Entries from a dataset
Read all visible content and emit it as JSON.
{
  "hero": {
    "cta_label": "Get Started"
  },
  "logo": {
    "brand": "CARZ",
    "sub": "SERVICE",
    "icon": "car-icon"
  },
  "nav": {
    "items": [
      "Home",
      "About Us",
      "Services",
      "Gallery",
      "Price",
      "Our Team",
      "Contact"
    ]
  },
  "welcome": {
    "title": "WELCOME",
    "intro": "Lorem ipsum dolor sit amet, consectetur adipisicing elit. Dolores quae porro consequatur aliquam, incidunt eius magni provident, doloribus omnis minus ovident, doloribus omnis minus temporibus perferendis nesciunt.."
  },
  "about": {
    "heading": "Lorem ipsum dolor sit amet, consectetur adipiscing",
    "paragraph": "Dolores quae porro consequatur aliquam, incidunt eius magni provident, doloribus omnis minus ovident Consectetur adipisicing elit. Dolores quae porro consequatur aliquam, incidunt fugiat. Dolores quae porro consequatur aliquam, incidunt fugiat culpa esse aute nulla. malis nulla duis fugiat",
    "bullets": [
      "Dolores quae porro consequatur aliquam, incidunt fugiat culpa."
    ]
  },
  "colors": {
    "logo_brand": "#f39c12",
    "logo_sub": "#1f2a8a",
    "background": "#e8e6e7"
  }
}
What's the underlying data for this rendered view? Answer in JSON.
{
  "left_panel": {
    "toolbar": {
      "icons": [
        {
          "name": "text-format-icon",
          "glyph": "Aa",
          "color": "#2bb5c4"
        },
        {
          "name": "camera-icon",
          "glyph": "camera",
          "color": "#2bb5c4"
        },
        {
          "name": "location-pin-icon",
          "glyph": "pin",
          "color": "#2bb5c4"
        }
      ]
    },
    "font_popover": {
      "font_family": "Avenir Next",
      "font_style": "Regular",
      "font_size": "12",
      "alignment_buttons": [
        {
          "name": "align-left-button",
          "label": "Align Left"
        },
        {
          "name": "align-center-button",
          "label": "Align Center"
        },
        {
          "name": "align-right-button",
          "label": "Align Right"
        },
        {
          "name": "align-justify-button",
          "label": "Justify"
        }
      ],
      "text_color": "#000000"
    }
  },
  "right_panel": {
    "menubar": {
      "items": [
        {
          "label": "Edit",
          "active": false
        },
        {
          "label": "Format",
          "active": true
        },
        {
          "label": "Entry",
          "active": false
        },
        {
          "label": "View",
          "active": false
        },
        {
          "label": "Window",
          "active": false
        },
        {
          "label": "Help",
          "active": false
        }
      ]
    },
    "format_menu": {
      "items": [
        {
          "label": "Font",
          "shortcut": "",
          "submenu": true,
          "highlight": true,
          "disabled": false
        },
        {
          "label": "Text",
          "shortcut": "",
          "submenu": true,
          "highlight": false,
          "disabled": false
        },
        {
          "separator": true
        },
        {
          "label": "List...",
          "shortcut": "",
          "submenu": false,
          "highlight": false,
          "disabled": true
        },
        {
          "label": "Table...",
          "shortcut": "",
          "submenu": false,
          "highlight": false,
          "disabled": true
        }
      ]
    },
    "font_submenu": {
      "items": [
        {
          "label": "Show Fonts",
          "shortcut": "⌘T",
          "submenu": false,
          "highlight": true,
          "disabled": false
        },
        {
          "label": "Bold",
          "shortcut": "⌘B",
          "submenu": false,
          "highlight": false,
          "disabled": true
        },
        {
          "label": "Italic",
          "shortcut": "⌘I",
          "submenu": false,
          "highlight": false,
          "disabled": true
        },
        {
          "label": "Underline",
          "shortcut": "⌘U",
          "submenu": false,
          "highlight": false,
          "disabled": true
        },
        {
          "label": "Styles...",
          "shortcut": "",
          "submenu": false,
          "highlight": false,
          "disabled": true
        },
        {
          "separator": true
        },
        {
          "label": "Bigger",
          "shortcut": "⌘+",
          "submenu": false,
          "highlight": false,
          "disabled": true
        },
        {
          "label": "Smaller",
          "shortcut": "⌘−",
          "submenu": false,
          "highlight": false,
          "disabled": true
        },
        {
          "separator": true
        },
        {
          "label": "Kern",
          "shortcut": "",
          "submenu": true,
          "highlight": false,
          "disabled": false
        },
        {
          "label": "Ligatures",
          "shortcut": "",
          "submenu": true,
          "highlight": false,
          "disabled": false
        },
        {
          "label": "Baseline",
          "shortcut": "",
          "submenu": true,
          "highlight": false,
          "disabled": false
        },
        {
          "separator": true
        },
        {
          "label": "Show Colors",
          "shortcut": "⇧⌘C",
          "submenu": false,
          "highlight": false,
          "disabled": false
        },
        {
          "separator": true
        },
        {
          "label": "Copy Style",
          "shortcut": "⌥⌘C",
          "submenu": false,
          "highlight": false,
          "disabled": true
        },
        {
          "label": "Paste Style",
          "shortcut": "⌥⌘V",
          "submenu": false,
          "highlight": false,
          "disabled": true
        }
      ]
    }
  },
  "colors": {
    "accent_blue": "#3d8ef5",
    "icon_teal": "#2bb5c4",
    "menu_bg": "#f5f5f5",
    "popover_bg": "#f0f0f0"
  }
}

_GOAL:_ Write out all the records above again, exactly as they stand.

_EXERCISE SOLUTION:_
Read all visible content and emit it as JSON.
{
  "hero": {
    "cta_label": "Get Started"
  },
  "logo": {
    "brand": "CARZ",
    "sub": "SERVICE",
    "icon": "car-icon"
  },
  "nav": {
    "items": [
      "Home",
      "About Us",
      "Services",
      "Gallery",
      "Price",
      "Our Team",
      "Contact"
    ]
  },
  "welcome": {
    "title": "WELCOME",
    "intro": "Lorem ipsum dolor sit amet, consectetur adipisicing elit. Dolores quae porro consequatur aliquam, incidunt eius magni provident, doloribus omnis minus ovident, doloribus omnis minus temporibus perferendis nesciunt.."
  },
  "about": {
    "heading": "Lorem ipsum dolor sit amet, consectetur adipiscing",
    "paragraph": "Dolores quae porro consequatur aliquam, incidunt eius magni provident, doloribus omnis minus ovident Consectetur adipisicing elit. Dolores quae porro consequatur aliquam, incidunt fugiat. Dolores quae porro consequatur aliquam, incidunt fugiat culpa esse aute nulla. malis nulla duis fugiat",
    "bullets": [
      "Dolores quae porro consequatur aliquam, incidunt fugiat culpa."
    ]
  },
  "colors": {
    "logo_brand": "#f39c12",
    "logo_sub": "#1f2a8a",
    "background": "#e8e6e7"
  }
}
What's the underlying data for this rendered view? Answer in JSON.
{
  "left_panel": {
    "toolbar": {
      "icons": [
        {
          "name": "text-format-icon",
          "glyph": "Aa",
          "color": "#2bb5c4"
        },
        {
          "name": "camera-icon",
          "glyph": "camera",
          "color": "#2bb5c4"
        },
        {
          "name": "location-pin-icon",
          "glyph": "pin",
          "color": "#2bb5c4"
        }
      ]
    },
    "font_popover": {
      "font_family": "Avenir Next",
      "font_style": "Regular",
      "font_size": "12",
      "alignment_buttons": [
        {
          "name": "align-left-button",
          "label": "Align Left"
        },
        {
          "name": "align-center-button",
          "label": "Align Center"
        },
        {
          "name": "align-right-button",
          "label": "Align Right"
        },
        {
          "name": "align-justify-button",
          "label": "Justify"
        }
      ],
      "text_color": "#000000"
    }
  },
  "right_panel": {
    "menubar": {
      "items": [
        {
          "label": "Edit",
          "active": false
        },
        {
          "label": "Format",
          "active": true
        },
        {
          "label": "Entry",
          "active": false
        },
        {
          "label": "View",
          "active": false
        },
        {
          "label": "Window",
          "active": false
        },
        {
          "label": "Help",
          "active": false
        }
      ]
    },
    "format_menu": {
      "items": [
        {
          "label": "Font",
          "shortcut": "",
          "submenu": true,
          "highlight": true,
          "disabled": false
        },
        {
          "label": "Text",
          "shortcut": "",
          "submenu": true,
          "highlight": false,
          "disabled": false
        },
        {
          "separator": true
        },
        {
          "label": "List...",
          "shortcut": "",
          "submenu": false,
          "highlight": false,
          "disabled": true
        },
        {
          "label": "Table...",
          "shortcut": "",
          "submenu": false,
          "highlight": false,
          "disabled": true
        }
      ]
    },
    "font_submenu": {
      "items": [
        {
          "label": "Show Fonts",
          "shortcut": "⌘T",
          "submenu": false,
          "highlight": true,
          "disabled": false
        },
        {
          "label": "Bold",
          "shortcut": "⌘B",
          "submenu": false,
          "highlight": false,
          "disabled": true
        },
        {
          "label": "Italic",
          "shortcut": "⌘I",
          "submenu": false,
          "highlight": false,
          "disabled": true
        },
        {
          "label": "Underline",
          "shortcut": "⌘U",
          "submenu": false,
          "highlight": false,
          "disabled": true
        },
        {
          "label": "Styles...",
          "shortcut": "",
          "submenu": false,
          "highlight": false,
          "disabled": true
        },
        {
          "separator": true
        },
        {
          "label": "Bigger",
          "shortcut": "⌘+",
          "submenu": false,
          "highlight": false,
          "disabled": true
        },
        {
          "label": "Smaller",
          "shortcut": "⌘−",
          "submenu": false,
          "highlight": false,
          "disabled": true
        },
        {
          "separator": true
        },
        {
          "label": "Kern",
          "shortcut": "",
          "submenu": true,
          "highlight": false,
          "disabled": false
        },
        {
          "label": "Ligatures",
          "shortcut": "",
          "submenu": true,
          "highlight": false,
          "disabled": false
        },
        {
          "label": "Baseline",
          "shortcut": "",
          "submenu": true,
          "highlight": false,
          "disabled": false
        },
        {
          "separator": true
        },
        {
          "label": "Show Colors",
          "shortcut": "⇧⌘C",
          "submenu": false,
          "highlight": false,
          "disabled": false
        },
        {
          "separator": true
        },
        {
          "label": "Copy Style",
          "shortcut": "⌥⌘C",
          "submenu": false,
          "highlight": false,
          "disabled": true
        },
        {
          "label": "Paste Style",
          "shortcut": "⌥⌘V",
          "submenu": false,
          "highlight": false,
          "disabled": true
        }
      ]
    }
  },
  "colors": {
    "accent_blue": "#3d8ef5",
    "icon_teal": "#2bb5c4",
    "menu_bg": "#f5f5f5",
    "popover_bg": "#f0f0f0"
  }
}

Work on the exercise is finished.